The input start
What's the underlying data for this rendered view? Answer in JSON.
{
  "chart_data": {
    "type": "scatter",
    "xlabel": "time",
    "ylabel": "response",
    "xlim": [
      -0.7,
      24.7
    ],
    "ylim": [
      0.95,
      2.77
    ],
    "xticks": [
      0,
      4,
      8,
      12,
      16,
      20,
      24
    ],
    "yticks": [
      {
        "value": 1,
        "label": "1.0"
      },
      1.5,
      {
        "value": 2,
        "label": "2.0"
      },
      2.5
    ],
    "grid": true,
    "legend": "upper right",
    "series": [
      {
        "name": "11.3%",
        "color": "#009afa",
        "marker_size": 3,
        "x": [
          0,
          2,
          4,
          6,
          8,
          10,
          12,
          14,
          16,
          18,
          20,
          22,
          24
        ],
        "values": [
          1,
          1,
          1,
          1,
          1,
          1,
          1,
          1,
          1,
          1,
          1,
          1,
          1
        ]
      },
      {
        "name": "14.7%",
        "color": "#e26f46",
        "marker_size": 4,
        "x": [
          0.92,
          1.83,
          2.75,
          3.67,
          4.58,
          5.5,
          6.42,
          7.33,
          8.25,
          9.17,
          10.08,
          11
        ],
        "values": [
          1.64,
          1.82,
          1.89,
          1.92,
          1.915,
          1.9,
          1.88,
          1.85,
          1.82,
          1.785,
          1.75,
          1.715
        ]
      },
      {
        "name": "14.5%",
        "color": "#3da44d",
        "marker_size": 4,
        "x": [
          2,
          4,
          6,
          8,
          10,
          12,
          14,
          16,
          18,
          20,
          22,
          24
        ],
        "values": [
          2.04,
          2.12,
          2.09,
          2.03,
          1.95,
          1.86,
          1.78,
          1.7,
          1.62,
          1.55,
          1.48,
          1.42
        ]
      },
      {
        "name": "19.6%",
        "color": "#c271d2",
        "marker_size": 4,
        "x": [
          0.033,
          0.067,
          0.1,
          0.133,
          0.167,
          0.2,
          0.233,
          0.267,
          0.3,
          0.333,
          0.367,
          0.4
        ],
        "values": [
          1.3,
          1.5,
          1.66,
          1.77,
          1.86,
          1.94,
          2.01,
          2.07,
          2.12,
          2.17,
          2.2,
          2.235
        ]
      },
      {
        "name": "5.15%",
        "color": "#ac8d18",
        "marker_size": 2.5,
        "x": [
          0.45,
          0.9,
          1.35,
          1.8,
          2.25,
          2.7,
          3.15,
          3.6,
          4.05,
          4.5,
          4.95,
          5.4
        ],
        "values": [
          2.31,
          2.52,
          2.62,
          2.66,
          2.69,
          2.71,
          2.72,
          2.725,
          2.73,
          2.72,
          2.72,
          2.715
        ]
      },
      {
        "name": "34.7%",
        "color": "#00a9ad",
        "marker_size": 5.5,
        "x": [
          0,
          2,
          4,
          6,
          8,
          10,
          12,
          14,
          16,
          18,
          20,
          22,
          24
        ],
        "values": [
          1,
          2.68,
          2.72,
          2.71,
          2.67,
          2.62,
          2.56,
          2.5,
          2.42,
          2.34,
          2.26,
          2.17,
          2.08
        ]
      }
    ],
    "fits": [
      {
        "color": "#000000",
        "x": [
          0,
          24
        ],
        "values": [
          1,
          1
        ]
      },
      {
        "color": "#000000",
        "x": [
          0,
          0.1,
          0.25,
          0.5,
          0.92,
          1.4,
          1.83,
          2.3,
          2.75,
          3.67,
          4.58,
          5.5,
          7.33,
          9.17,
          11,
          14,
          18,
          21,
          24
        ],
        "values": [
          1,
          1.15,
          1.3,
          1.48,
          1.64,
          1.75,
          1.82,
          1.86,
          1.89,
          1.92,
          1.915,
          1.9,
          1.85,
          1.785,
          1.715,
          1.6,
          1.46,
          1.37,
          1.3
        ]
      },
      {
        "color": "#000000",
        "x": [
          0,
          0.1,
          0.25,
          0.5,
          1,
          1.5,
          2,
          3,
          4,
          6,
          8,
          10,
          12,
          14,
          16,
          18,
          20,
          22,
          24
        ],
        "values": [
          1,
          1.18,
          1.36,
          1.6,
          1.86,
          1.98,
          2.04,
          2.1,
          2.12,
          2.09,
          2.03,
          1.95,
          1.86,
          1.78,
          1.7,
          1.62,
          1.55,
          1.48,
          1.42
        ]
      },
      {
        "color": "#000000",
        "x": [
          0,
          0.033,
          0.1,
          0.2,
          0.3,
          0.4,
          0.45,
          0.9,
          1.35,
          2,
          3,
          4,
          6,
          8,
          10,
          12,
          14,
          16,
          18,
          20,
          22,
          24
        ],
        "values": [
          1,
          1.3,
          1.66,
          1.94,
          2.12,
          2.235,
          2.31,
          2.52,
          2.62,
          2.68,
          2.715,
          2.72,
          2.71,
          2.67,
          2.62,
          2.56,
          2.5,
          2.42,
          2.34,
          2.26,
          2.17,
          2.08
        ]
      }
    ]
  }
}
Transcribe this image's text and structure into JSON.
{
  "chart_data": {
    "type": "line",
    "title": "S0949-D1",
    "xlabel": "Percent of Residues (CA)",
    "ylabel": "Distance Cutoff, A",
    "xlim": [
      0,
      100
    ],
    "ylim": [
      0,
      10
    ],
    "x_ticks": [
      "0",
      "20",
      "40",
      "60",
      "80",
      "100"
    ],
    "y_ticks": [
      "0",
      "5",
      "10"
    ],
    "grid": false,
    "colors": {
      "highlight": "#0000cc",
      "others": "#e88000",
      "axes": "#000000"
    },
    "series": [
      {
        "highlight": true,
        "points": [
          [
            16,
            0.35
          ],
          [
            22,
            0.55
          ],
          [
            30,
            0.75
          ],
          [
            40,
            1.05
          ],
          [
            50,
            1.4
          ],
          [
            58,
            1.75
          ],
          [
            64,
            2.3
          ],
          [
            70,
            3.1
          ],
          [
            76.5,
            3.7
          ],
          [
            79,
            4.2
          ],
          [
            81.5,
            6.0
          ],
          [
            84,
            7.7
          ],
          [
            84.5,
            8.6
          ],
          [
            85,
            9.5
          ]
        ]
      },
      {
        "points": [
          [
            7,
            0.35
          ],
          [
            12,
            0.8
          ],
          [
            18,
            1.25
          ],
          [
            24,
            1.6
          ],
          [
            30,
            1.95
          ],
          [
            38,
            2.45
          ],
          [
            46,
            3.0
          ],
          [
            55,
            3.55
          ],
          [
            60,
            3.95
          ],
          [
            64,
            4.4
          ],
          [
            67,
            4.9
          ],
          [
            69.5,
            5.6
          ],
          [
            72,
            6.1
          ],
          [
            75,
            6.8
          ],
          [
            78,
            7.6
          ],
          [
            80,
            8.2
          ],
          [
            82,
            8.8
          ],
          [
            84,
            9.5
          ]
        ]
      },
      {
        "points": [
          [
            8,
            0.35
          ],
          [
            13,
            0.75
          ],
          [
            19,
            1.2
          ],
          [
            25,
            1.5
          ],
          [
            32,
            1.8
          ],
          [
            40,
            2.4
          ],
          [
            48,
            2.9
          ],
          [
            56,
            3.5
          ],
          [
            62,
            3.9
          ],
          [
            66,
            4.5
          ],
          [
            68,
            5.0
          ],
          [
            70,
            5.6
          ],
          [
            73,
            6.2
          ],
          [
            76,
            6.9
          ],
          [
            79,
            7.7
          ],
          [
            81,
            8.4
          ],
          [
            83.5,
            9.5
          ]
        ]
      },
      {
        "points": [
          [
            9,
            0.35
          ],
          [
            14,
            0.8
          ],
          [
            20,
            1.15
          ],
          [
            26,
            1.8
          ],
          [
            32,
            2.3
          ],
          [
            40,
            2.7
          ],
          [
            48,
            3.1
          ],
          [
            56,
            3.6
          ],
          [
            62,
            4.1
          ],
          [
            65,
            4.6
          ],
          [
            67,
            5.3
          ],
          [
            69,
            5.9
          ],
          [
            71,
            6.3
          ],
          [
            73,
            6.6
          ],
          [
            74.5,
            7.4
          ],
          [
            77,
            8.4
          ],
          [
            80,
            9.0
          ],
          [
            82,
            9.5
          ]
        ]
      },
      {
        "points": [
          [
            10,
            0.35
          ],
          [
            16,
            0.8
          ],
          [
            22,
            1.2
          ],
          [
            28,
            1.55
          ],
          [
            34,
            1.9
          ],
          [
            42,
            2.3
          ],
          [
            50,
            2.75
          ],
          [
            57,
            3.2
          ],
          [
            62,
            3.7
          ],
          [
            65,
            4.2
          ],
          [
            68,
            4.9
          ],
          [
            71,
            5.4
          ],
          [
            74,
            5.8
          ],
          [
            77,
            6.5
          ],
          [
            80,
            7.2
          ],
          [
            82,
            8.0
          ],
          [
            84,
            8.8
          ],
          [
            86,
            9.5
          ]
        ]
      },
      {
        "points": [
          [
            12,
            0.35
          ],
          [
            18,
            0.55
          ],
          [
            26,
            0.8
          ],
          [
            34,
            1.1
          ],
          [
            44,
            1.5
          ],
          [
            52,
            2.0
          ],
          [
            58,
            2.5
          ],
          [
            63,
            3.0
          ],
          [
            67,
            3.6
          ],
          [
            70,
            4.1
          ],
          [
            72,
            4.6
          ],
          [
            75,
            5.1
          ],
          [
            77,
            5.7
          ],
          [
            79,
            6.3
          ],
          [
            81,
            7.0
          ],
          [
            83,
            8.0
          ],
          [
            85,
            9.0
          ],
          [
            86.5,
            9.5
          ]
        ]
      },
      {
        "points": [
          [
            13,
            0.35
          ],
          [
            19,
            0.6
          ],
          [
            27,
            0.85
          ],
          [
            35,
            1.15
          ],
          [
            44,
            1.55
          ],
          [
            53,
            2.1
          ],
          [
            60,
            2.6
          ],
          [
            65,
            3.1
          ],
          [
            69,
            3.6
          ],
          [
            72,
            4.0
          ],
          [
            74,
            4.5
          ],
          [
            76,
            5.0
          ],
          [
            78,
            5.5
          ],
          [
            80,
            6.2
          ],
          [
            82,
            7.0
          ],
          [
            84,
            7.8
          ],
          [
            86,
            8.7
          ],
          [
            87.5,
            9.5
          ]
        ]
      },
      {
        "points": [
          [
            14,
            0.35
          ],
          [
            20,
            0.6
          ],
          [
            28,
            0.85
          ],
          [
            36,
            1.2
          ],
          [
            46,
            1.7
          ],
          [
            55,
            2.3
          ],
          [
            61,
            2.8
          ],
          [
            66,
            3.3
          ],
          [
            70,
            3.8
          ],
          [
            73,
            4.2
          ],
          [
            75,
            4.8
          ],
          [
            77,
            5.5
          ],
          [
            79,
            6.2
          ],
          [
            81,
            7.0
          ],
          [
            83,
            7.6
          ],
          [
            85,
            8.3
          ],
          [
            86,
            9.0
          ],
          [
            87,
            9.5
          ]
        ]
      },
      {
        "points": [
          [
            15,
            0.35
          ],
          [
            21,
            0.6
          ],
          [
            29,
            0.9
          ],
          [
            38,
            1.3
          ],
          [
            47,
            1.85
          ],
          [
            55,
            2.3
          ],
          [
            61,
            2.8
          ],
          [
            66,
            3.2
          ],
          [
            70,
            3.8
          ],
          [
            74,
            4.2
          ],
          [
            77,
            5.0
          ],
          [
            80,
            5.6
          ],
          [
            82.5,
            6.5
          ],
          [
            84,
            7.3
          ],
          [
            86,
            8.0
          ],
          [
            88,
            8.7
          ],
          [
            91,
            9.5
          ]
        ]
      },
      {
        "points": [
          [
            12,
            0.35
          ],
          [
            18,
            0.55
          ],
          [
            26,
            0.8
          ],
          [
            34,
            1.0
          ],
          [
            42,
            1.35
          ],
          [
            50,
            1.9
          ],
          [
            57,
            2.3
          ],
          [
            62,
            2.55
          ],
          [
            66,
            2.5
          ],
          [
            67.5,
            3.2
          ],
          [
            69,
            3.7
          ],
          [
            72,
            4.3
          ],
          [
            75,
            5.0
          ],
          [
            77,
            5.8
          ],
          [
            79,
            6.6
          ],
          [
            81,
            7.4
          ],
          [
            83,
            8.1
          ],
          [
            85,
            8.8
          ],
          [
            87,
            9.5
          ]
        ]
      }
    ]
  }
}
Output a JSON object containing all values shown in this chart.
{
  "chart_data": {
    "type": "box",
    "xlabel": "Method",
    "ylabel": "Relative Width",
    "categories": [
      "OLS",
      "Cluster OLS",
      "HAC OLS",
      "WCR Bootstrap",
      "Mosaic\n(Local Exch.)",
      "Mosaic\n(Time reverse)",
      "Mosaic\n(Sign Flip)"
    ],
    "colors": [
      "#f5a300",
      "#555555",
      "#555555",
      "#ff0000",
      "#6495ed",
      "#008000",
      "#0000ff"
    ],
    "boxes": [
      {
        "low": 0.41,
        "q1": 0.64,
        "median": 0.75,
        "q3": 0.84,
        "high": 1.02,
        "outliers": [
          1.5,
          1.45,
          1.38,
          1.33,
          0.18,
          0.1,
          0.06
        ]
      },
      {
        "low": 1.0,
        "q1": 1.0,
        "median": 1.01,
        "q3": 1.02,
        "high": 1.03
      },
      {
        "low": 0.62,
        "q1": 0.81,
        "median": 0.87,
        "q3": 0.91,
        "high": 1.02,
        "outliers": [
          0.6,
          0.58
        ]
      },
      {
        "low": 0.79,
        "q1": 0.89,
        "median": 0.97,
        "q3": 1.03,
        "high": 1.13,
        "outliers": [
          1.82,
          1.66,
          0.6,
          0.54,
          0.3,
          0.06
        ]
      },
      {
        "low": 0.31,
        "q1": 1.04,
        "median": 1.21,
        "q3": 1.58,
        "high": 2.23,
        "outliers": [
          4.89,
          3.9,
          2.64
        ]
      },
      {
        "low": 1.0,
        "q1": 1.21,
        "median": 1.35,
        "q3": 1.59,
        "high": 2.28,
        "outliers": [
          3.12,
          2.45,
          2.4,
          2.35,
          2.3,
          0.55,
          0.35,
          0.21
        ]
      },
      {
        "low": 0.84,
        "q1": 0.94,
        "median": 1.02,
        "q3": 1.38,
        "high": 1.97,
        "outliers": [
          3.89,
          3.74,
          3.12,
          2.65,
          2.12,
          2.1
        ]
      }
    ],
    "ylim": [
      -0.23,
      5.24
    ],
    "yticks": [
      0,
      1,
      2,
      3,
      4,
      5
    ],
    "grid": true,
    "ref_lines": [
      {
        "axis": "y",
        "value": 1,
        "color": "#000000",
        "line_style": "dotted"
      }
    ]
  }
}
The input end
**Task to complete**
Pull out every line of the records that includes the string "this".

**Worked solution**
What's the underlying data for this rendered view? Answer in JSON.
Transcribe this image's text and structure into JSON.
Output a JSON object containing all values shown in this chart.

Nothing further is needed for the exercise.